DATA LISTING

* BEGIN *

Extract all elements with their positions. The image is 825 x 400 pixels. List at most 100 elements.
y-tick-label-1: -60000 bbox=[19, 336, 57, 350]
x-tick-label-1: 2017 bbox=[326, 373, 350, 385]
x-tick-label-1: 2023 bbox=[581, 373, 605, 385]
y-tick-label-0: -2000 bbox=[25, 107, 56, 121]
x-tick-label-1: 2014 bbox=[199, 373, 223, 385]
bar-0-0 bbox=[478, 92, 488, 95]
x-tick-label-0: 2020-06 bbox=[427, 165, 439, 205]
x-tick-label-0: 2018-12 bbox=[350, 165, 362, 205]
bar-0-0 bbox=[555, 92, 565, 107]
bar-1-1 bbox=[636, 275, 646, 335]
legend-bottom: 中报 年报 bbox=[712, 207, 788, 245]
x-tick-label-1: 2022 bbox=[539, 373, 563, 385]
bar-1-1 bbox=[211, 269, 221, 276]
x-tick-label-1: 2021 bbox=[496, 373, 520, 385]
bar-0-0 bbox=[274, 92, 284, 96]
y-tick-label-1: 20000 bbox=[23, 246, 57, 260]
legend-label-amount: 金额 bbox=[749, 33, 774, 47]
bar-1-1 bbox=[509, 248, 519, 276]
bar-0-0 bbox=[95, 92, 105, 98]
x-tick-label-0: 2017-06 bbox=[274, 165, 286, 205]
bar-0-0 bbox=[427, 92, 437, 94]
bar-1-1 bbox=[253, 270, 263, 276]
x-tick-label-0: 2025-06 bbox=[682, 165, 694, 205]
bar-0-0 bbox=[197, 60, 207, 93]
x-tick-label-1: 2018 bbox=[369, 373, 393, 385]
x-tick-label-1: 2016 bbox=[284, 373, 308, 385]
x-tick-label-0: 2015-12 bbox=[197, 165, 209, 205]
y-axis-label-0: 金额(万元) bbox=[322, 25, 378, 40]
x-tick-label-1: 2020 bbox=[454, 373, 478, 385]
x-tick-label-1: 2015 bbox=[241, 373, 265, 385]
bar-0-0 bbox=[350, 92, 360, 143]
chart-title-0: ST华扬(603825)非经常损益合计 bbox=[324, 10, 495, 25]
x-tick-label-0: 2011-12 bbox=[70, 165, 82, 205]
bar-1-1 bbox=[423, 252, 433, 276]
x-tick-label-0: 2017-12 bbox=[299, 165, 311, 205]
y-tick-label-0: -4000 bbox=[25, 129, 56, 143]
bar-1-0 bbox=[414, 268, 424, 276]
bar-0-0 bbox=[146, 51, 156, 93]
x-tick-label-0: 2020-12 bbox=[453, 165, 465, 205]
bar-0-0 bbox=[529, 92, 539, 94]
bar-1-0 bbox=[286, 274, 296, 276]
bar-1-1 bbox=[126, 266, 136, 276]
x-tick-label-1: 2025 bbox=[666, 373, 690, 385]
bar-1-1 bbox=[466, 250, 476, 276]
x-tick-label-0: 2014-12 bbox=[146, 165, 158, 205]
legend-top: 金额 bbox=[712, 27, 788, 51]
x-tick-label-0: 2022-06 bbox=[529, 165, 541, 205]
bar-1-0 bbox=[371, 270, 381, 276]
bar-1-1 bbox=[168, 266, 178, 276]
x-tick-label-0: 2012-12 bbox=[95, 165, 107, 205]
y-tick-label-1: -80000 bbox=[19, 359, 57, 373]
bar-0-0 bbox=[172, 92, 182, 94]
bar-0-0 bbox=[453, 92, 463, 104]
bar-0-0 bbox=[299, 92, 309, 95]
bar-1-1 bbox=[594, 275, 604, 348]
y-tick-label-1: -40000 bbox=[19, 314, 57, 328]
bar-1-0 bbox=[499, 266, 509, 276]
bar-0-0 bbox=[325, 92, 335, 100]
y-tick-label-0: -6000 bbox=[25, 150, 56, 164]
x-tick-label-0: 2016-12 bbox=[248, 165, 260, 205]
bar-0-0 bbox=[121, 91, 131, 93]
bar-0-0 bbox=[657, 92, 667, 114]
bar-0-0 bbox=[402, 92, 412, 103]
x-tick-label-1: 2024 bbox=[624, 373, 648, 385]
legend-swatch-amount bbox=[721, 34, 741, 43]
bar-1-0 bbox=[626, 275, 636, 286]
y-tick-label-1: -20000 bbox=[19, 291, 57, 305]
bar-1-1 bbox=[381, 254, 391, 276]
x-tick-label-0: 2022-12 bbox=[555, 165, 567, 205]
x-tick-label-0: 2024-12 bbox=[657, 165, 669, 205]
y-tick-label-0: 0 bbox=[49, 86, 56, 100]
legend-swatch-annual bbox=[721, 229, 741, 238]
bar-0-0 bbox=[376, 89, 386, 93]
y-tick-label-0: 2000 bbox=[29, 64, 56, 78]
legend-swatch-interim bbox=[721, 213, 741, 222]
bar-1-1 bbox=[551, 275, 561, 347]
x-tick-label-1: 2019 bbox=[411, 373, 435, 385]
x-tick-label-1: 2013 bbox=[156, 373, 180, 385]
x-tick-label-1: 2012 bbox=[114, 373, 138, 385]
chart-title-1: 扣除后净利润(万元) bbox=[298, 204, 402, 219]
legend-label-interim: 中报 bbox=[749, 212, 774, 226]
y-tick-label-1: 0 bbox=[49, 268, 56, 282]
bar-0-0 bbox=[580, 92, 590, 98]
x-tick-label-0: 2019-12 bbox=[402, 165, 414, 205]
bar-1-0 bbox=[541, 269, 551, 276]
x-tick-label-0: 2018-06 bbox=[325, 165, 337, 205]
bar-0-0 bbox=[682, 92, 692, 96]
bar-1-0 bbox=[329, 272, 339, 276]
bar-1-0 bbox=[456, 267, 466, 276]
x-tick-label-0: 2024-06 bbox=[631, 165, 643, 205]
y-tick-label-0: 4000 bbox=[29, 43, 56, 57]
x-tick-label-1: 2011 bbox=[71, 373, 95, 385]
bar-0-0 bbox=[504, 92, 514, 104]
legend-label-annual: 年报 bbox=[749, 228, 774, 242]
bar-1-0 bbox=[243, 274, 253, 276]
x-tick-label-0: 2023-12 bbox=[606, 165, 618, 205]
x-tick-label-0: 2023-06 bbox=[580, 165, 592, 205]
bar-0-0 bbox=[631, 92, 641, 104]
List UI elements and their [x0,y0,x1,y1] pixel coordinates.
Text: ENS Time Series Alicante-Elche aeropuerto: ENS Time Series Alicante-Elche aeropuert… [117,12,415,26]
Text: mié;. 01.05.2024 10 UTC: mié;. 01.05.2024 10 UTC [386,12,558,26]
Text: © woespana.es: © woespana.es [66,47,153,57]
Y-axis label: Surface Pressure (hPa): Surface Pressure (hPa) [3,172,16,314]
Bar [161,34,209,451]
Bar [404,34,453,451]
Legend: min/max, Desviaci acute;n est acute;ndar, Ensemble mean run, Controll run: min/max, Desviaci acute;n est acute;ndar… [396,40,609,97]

* END *

THE TASK
Extract every line above and reproduce each one verbatim, keeping the original order.

PROBLEM SOLUTION
Extract all elements with their positions. The image is 825 x 400 pixels. List at most 100 elements.
y-tick-label-1: -60000 bbox=[19, 336, 57, 350]
x-tick-label-1: 2017 bbox=[326, 373, 350, 385]
x-tick-label-1: 2023 bbox=[581, 373, 605, 385]
y-tick-label-0: -2000 bbox=[25, 107, 56, 121]
x-tick-label-1: 2014 bbox=[199, 373, 223, 385]
bar-0-0 bbox=[478, 92, 488, 95]
x-tick-label-0: 2020-06 bbox=[427, 165, 439, 205]
x-tick-label-0: 2018-12 bbox=[350, 165, 362, 205]
bar-0-0 bbox=[555, 92, 565, 107]
bar-1-1 bbox=[636, 275, 646, 335]
legend-bottom: 中报 年报 bbox=[712, 207, 788, 245]
x-tick-label-1: 2022 bbox=[539, 373, 563, 385]
bar-1-1 bbox=[211, 269, 221, 276]
x-tick-label-1: 2021 bbox=[496, 373, 520, 385]
bar-0-0 bbox=[274, 92, 284, 96]
y-tick-label-1: 20000 bbox=[23, 246, 57, 260]
legend-label-amount: 金额 bbox=[749, 33, 774, 47]
bar-1-1 bbox=[509, 248, 519, 276]
bar-0-0 bbox=[95, 92, 105, 98]
x-tick-label-0: 2017-06 bbox=[274, 165, 286, 205]
bar-0-0 bbox=[427, 92, 437, 94]
bar-1-1 bbox=[253, 270, 263, 276]
x-tick-label-0: 2025-06 bbox=[682, 165, 694, 205]
bar-0-0 bbox=[197, 60, 207, 93]
x-tick-label-1: 2018 bbox=[369, 373, 393, 385]
x-tick-label-1: 2016 bbox=[284, 373, 308, 385]
x-tick-label-0: 2015-12 bbox=[197, 165, 209, 205]
y-axis-label-0: 金额(万元) bbox=[322, 25, 378, 40]
x-tick-label-1: 2020 bbox=[454, 373, 478, 385]
x-tick-label-1: 2015 bbox=[241, 373, 265, 385]
bar-0-0 bbox=[350, 92, 360, 143]
chart-title-0: ST华扬(603825)非经常损益合计 bbox=[324, 10, 495, 25]
x-tick-label-0: 2011-12 bbox=[70, 165, 82, 205]
bar-1-1 bbox=[423, 252, 433, 276]
x-tick-label-0: 2017-12 bbox=[299, 165, 311, 205]
y-tick-label-0: -4000 bbox=[25, 129, 56, 143]
bar-1-0 bbox=[414, 268, 424, 276]
bar-0-0 bbox=[146, 51, 156, 93]
x-tick-label-0: 2020-12 bbox=[453, 165, 465, 205]
bar-0-0 bbox=[529, 92, 539, 94]
bar-1-0 bbox=[286, 274, 296, 276]
bar-1-1 bbox=[126, 266, 136, 276]
x-tick-label-1: 2025 bbox=[666, 373, 690, 385]
bar-1-1 bbox=[466, 250, 476, 276]
x-tick-label-0: 2014-12 bbox=[146, 165, 158, 205]
legend-top: 金额 bbox=[712, 27, 788, 51]
x-tick-label-0: 2022-06 bbox=[529, 165, 541, 205]
bar-1-0 bbox=[371, 270, 381, 276]
bar-1-1 bbox=[168, 266, 178, 276]
x-tick-label-0: 2012-12 bbox=[95, 165, 107, 205]
y-tick-label-1: -80000 bbox=[19, 359, 57, 373]
bar-0-0 bbox=[172, 92, 182, 94]
bar-0-0 bbox=[453, 92, 463, 104]
bar-0-0 bbox=[299, 92, 309, 95]
bar-1-1 bbox=[594, 275, 604, 348]
y-tick-label-1: -40000 bbox=[19, 314, 57, 328]
bar-1-0 bbox=[499, 266, 509, 276]
bar-0-0 bbox=[325, 92, 335, 100]
y-tick-label-0: -6000 bbox=[25, 150, 56, 164]
x-tick-label-0: 2016-12 bbox=[248, 165, 260, 205]
bar-0-0 bbox=[121, 91, 131, 93]
bar-0-0 bbox=[657, 92, 667, 114]
bar-0-0 bbox=[402, 92, 412, 103]
x-tick-label-1: 2024 bbox=[624, 373, 648, 385]
legend-swatch-amount bbox=[721, 34, 741, 43]
bar-1-0 bbox=[626, 275, 636, 286]
y-tick-label-1: -20000 bbox=[19, 291, 57, 305]
bar-1-1 bbox=[381, 254, 391, 276]
x-tick-label-0: 2022-12 bbox=[555, 165, 567, 205]
x-tick-label-0: 2024-12 bbox=[657, 165, 669, 205]
y-tick-label-0: 0 bbox=[49, 86, 56, 100]
legend-swatch-annual bbox=[721, 229, 741, 238]
bar-0-0 bbox=[376, 89, 386, 93]
y-tick-label-0: 2000 bbox=[29, 64, 56, 78]
legend-swatch-interim bbox=[721, 213, 741, 222]
bar-1-1 bbox=[551, 275, 561, 347]
x-tick-label-1: 2019 bbox=[411, 373, 435, 385]
x-tick-label-1: 2013 bbox=[156, 373, 180, 385]
x-tick-label-1: 2012 bbox=[114, 373, 138, 385]
chart-title-1: 扣除后净利润(万元) bbox=[298, 204, 402, 219]
legend-label-interim: 中报 bbox=[749, 212, 774, 226]
y-tick-label-1: 0 bbox=[49, 268, 56, 282]
bar-0-0 bbox=[580, 92, 590, 98]
x-tick-label-0: 2019-12 bbox=[402, 165, 414, 205]
bar-1-0 bbox=[541, 269, 551, 276]
x-tick-label-0: 2018-06 bbox=[325, 165, 337, 205]
bar-0-0 bbox=[682, 92, 692, 96]
bar-1-0 bbox=[329, 272, 339, 276]
bar-1-0 bbox=[456, 267, 466, 276]
x-tick-label-0: 2024-06 bbox=[631, 165, 643, 205]
y-tick-label-0: 4000 bbox=[29, 43, 56, 57]
x-tick-label-1: 2011 bbox=[71, 373, 95, 385]
bar-0-0 bbox=[504, 92, 514, 104]
legend-label-annual: 年报 bbox=[749, 228, 774, 242]
bar-1-0 bbox=[243, 274, 253, 276]
x-tick-label-0: 2023-12 bbox=[606, 165, 618, 205]
x-tick-label-0: 2023-06 bbox=[580, 165, 592, 205]
bar-0-0 bbox=[631, 92, 641, 104]
List UI elements and their [x0,y0,x1,y1] pixel coordinates.
Text: ENS Time Series Alicante-Elche aeropuerto: ENS Time Series Alicante-Elche aeropuert… [117,12,415,26]
Text: mié;. 01.05.2024 10 UTC: mié;. 01.05.2024 10 UTC [386,12,558,26]
Text: © woespana.es: © woespana.es [66,47,153,57]
Y-axis label: Surface Pressure (hPa): Surface Pressure (hPa) [3,172,16,314]
Bar [161,34,209,451]
Bar [404,34,453,451]
Legend: min/max, Desviaci acute;n est acute;ndar, Ensemble mean run, Controll run: min/max, Desviaci acute;n est acute;ndar… [396,40,609,97]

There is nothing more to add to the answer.